>>>
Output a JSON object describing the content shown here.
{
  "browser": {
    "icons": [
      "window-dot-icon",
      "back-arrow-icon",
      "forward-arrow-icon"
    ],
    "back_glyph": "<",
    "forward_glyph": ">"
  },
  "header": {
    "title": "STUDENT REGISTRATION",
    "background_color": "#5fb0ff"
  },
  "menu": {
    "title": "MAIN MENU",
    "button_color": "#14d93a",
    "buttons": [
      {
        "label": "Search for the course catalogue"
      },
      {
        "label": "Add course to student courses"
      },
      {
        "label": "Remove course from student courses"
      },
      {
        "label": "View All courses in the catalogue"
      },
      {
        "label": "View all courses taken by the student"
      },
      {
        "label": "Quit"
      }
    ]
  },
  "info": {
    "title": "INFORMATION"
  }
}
<<<
Task directions —
Find the word "label" in the data and copy out each line where it turns up.

Final answer —
        "label": "Search for the course catalogue"
        "label": "Add course to student courses"
        "label": "Remove course from student courses"
        "label": "View All courses in the catalogue"
        "label": "View all courses taken by the student"
        "label": "Quit"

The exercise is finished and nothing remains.